§ Description of the task
Without the images, write out the whole listing exactly.

Recorded data:
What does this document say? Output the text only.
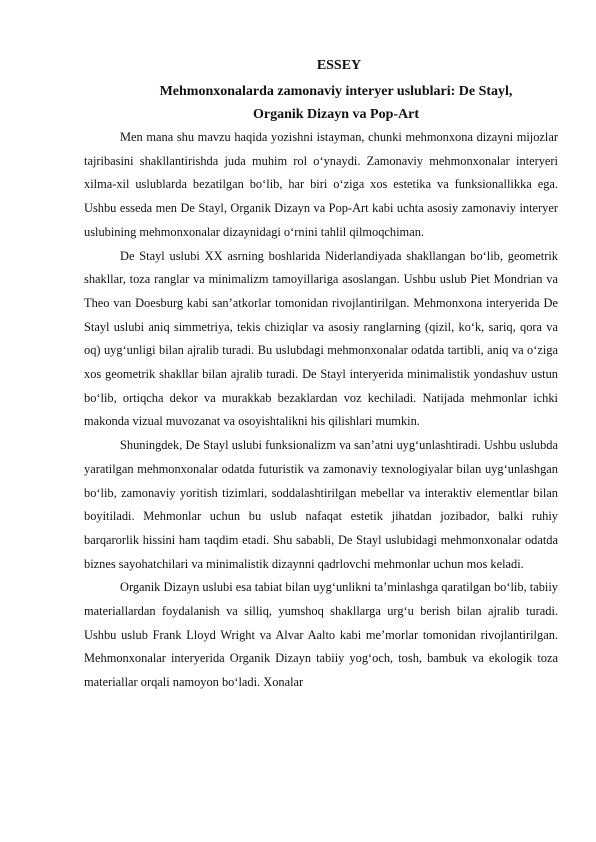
ESSEY

Mehmonxonalarda zamonaviy interyer uslublari: De Stayl,
Organik Dizayn va Pop-Art

Men mana shu mavzu haqida yozishni istayman, chunki mehmonxona dizayni mijozlar tajribasini shakllantirishda juda muhim rol oʻynaydi. Zamonaviy mehmonxonalar interyeri xilma-xil uslublarda bezatilgan boʻlib, har biri oʻziga xos estetika va funksionallikka ega. Ushbu esseda men De Stayl, Organik Dizayn va Pop-Art kabi uchta asosiy zamonaviy interyer uslubining mehmonxonalar dizaynidagi oʻrnini tahlil qilmoqchiman.

De Stayl uslubi XX asrning boshlarida Niderlandiyada shakllangan boʻlib, geometrik shakllar, toza ranglar va minimalizm tamoyillariga asoslangan. Ushbu uslub Piet Mondrian va Theo van Doesburg kabi san’atkorlar tomonidan rivojlantirilgan. Mehmonxona interyerida De Stayl uslubi aniq simmetriya, tekis chiziqlar va asosiy ranglarning (qizil, koʻk, sariq, qora va oq) uygʻunligi bilan ajralib turadi. Bu uslubdagi mehmonxonalar odatda tartibli, aniq va oʻziga xos geometrik shakllar bilan ajralib turadi. De Stayl interyerida minimalistik yondashuv ustun boʻlib, ortiqcha dekor va murakkab bezaklardan voz kechiladi. Natijada mehmonlar ichki makonda vizual muvozanat va osoyishtalikni his qilishlari mumkin.

Shuningdek, De Stayl uslubi funksionalizm va san’atni uygʻunlashtiradi. Ushbu uslubda yaratilgan mehmonxonalar odatda futuristik va zamonaviy texnologiyalar bilan uygʻunlashgan boʻlib, zamonaviy yoritish tizimlari, soddalashtirilgan mebellar va interaktiv elementlar bilan boyitiladi. Mehmonlar uchun bu uslub nafaqat estetik jihatdan jozibador, balki ruhiy barqarorlik hissini ham taqdim etadi. Shu sababli, De Stayl uslubidagi mehmonxonalar odatda biznes sayohatchilari va minimalistik dizaynni qadrlovchi mehmonlar uchun mos keladi.

Organik Dizayn uslubi esa tabiat bilan uygʻunlikni ta’minlashga qaratilgan boʻlib, tabiiy materiallardan foydalanish va silliq, yumshoq shakllarga urgʻu berish bilan ajralib turadi. Ushbu uslub Frank Lloyd Wright va Alvar Aalto kabi me’morlar tomonidan rivojlantirilgan. Mehmonxonalar interyerida Organik Dizayn tabiiy yogʻoch, tosh, bambuk va ekologik toza materiallar orqali namoyon boʻladi. Xonalar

§ Full answer
What does this document say? Output the text only.
ESSEY

Mehmonxonalarda zamonaviy interyer uslublari: De Stayl,
Organik Dizayn va Pop-Art

Men mana shu mavzu haqida yozishni istayman, chunki mehmonxona dizayni mijozlar tajribasini shakllantirishda juda muhim rol oʻynaydi. Zamonaviy mehmonxonalar interyeri xilma-xil uslublarda bezatilgan boʻlib, har biri oʻziga xos estetika va funksionallikka ega. Ushbu esseda men De Stayl, Organik Dizayn va Pop-Art kabi uchta asosiy zamonaviy interyer uslubining mehmonxonalar dizaynidagi oʻrnini tahlil qilmoqchiman.

De Stayl uslubi XX asrning boshlarida Niderlandiyada shakllangan boʻlib, geometrik shakllar, toza ranglar va minimalizm tamoyillariga asoslangan. Ushbu uslub Piet Mondrian va Theo van Doesburg kabi san’atkorlar tomonidan rivojlantirilgan. Mehmonxona interyerida De Stayl uslubi aniq simmetriya, tekis chiziqlar va asosiy ranglarning (qizil, koʻk, sariq, qora va oq) uygʻunligi bilan ajralib turadi. Bu uslubdagi mehmonxonalar odatda tartibli, aniq va oʻziga xos geometrik shakllar bilan ajralib turadi. De Stayl interyerida minimalistik yondashuv ustun boʻlib, ortiqcha dekor va murakkab bezaklardan voz kechiladi. Natijada mehmonlar ichki makonda vizual muvozanat va osoyishtalikni his qilishlari mumkin.

Shuningdek, De Stayl uslubi funksionalizm va san’atni uygʻunlashtiradi. Ushbu uslubda yaratilgan mehmonxonalar odatda futuristik va zamonaviy texnologiyalar bilan uygʻunlashgan boʻlib, zamonaviy yoritish tizimlari, soddalashtirilgan mebellar va interaktiv elementlar bilan boyitiladi. Mehmonlar uchun bu uslub nafaqat estetik jihatdan jozibador, balki ruhiy barqarorlik hissini ham taqdim etadi. Shu sababli, De Stayl uslubidagi mehmonxonalar odatda biznes sayohatchilari va minimalistik dizaynni qadrlovchi mehmonlar uchun mos keladi.

Organik Dizayn uslubi esa tabiat bilan uygʻunlikni ta’minlashga qaratilgan boʻlib, tabiiy materiallardan foydalanish va silliq, yumshoq shakllarga urgʻu berish bilan ajralib turadi. Ushbu uslub Frank Lloyd Wright va Alvar Aalto kabi me’morlar tomonidan rivojlantirilgan. Mehmonxonalar interyerida Organik Dizayn tabiiy yogʻoch, tosh, bambuk va ekologik toza materiallar orqali namoyon boʻladi. Xonalar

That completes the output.